**THE EXERCISE:** Review the material and extract every line in which the word "YOUR" occurs.
--- --- ---
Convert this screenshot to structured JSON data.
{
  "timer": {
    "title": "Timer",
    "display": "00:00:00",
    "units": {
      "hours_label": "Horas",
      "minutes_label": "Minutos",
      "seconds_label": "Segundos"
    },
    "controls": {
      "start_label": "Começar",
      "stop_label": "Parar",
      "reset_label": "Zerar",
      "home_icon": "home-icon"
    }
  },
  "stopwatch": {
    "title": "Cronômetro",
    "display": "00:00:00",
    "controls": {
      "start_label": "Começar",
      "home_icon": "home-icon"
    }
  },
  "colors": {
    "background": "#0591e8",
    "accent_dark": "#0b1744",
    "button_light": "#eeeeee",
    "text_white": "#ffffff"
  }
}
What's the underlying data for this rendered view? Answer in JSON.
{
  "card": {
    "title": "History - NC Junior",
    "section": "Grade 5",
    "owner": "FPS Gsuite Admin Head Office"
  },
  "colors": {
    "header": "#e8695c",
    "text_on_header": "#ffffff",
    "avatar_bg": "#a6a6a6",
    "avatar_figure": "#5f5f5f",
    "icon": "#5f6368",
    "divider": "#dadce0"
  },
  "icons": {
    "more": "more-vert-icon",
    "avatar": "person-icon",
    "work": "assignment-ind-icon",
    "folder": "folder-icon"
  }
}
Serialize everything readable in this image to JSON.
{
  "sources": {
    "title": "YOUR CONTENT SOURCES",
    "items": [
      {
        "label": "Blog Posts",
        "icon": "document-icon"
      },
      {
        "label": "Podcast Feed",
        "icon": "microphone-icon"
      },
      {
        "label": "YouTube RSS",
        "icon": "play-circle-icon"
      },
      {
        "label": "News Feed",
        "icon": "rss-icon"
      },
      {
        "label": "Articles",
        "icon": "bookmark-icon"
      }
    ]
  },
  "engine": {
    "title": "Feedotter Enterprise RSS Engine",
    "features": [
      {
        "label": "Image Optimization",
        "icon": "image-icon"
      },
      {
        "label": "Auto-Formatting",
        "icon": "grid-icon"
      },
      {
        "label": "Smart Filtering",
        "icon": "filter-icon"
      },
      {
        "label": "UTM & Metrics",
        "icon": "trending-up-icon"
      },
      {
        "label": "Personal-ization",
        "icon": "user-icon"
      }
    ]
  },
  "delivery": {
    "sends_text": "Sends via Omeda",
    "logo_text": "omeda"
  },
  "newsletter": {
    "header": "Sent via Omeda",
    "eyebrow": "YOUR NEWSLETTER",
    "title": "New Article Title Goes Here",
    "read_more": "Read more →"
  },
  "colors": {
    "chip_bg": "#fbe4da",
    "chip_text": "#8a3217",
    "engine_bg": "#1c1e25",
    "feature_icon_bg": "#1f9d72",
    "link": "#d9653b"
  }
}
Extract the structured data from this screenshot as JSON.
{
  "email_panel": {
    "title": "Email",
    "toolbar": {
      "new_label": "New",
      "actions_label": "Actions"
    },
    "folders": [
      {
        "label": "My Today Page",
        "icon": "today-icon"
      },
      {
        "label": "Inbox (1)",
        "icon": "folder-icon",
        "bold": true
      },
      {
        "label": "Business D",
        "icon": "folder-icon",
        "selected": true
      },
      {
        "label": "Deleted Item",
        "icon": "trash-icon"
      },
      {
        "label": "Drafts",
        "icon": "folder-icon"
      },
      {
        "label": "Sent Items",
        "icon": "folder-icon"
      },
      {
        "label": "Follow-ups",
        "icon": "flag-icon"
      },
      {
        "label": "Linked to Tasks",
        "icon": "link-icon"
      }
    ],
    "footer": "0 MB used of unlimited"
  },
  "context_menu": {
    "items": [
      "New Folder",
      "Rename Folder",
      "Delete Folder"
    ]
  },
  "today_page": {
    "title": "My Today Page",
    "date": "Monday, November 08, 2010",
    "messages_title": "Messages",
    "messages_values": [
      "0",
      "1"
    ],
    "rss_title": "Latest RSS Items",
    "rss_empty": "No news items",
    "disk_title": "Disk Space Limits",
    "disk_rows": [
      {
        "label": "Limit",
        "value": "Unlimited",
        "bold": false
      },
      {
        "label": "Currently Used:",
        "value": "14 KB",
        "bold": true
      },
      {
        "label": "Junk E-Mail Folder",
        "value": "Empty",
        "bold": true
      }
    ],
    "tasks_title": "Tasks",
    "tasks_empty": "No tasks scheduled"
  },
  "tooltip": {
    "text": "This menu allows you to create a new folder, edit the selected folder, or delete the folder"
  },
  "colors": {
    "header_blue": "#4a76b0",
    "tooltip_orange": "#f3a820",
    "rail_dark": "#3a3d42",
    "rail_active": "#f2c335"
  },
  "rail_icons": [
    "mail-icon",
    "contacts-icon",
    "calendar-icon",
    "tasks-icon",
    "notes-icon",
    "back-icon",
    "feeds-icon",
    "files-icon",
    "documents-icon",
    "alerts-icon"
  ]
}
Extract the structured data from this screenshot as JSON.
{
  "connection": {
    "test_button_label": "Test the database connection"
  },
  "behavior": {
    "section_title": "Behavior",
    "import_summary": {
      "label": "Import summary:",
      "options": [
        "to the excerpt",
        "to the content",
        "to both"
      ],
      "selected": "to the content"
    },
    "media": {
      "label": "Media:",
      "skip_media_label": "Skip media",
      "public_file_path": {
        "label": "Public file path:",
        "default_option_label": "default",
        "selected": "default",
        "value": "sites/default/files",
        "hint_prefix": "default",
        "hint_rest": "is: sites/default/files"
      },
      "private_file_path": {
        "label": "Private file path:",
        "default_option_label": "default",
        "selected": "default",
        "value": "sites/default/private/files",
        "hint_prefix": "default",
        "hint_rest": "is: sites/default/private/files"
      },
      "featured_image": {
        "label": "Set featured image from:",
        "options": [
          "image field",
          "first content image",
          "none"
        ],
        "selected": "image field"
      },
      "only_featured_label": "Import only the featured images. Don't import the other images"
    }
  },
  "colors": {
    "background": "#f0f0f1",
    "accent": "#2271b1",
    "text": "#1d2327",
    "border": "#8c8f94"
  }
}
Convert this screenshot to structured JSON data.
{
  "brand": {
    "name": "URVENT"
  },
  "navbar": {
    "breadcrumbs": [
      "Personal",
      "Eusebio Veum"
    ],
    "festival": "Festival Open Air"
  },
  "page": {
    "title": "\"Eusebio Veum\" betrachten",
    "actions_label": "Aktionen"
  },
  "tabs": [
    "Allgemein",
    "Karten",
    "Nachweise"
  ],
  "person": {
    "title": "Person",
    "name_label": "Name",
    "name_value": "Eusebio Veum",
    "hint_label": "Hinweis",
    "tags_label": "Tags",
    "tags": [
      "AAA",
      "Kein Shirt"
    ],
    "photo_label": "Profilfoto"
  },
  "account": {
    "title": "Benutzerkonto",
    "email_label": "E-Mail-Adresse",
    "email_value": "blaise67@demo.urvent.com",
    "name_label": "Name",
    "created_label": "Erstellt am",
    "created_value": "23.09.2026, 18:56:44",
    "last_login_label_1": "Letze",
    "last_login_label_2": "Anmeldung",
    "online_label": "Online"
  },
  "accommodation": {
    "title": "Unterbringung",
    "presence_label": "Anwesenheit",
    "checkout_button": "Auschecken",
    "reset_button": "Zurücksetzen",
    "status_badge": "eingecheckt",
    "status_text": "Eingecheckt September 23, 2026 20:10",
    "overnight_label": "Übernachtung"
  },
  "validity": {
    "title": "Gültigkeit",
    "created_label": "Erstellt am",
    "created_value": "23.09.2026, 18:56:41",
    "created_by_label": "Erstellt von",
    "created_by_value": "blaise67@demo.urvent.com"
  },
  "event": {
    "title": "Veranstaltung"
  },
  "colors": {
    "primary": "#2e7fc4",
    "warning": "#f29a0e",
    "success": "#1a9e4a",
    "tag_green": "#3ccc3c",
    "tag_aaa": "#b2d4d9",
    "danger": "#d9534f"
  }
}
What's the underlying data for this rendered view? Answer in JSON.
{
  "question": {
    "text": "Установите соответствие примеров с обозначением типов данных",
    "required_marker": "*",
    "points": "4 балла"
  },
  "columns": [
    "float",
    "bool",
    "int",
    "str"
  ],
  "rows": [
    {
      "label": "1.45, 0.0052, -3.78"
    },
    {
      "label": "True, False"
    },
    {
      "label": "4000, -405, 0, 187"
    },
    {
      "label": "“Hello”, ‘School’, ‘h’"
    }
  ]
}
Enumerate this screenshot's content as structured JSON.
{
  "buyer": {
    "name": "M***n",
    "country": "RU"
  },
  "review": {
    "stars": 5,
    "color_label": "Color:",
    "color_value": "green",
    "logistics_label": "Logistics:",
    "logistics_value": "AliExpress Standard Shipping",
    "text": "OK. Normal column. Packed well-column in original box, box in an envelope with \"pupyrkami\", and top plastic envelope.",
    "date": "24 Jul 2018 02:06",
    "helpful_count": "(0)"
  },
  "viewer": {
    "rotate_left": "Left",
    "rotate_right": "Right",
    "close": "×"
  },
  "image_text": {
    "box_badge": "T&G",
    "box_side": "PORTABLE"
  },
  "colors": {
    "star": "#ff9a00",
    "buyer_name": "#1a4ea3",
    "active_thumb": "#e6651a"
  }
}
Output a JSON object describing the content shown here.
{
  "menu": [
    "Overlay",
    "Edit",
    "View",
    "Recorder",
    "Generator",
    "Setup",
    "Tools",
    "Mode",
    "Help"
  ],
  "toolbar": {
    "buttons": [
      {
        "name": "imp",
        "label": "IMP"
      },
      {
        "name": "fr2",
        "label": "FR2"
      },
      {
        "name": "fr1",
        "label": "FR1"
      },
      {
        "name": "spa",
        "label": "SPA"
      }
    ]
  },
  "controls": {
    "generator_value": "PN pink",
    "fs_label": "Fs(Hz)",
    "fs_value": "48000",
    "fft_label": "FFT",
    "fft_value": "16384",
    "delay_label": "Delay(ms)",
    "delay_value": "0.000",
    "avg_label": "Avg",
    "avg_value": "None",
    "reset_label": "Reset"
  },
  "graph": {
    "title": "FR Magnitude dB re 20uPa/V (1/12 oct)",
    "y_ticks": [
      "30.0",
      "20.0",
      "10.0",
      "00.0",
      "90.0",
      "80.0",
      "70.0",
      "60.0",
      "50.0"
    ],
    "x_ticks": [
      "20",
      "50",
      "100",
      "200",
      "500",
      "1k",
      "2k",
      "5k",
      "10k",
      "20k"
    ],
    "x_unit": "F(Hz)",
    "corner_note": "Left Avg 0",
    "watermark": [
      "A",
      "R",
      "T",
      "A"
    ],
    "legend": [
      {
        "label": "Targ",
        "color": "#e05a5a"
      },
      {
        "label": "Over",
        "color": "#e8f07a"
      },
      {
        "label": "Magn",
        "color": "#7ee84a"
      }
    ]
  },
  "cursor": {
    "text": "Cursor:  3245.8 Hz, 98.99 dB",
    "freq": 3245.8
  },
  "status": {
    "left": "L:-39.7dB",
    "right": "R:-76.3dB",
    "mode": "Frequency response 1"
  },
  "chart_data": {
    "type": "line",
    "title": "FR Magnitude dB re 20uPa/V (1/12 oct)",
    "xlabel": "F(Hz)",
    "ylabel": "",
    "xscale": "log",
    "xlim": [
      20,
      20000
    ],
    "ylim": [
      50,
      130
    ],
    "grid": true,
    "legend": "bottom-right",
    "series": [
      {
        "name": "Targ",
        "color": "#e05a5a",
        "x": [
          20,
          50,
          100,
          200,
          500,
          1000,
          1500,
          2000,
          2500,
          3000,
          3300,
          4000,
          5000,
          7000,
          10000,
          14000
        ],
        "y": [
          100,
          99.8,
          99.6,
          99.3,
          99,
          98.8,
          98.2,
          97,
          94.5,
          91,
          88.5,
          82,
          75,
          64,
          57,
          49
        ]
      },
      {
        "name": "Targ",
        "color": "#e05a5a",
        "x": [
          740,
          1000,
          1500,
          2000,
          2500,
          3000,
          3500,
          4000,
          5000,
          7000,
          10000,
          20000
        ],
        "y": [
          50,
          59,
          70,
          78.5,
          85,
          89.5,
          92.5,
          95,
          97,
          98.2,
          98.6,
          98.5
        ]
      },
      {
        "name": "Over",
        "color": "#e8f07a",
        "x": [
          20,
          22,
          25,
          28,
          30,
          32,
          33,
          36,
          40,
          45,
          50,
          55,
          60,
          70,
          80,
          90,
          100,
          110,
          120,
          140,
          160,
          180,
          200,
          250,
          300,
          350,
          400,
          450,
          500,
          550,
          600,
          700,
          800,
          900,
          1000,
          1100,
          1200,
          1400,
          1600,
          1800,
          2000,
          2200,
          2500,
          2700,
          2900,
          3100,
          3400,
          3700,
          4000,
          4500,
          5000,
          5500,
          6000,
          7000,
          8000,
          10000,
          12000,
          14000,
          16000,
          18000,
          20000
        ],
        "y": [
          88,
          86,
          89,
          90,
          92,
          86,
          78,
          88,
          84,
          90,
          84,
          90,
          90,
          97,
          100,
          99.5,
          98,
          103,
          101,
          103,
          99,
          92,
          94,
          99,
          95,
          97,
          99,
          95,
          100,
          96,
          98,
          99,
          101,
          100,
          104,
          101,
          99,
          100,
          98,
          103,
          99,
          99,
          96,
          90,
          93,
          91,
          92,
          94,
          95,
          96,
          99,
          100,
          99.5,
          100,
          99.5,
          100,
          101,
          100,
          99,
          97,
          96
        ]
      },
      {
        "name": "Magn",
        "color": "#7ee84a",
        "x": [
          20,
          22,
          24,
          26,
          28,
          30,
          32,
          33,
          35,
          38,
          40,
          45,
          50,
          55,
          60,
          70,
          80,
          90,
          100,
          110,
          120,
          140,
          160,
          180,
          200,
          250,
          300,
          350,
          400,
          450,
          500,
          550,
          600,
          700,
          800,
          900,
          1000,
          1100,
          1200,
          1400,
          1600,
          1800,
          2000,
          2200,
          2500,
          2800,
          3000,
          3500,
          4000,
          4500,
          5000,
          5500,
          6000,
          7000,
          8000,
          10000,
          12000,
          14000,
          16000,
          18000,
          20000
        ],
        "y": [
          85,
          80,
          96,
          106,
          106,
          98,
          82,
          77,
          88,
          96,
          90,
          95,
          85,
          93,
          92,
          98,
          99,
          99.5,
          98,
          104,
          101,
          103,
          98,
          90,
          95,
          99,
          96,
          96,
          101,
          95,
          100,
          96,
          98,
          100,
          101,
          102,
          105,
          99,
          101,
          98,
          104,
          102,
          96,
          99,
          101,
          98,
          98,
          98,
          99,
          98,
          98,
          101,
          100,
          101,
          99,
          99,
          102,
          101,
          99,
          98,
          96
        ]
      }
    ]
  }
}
--- --- ---
**FINAL ANSWER:**
    "title": "YOUR CONTENT SOURCES",
    "eyebrow": "YOUR NEWSLETTER",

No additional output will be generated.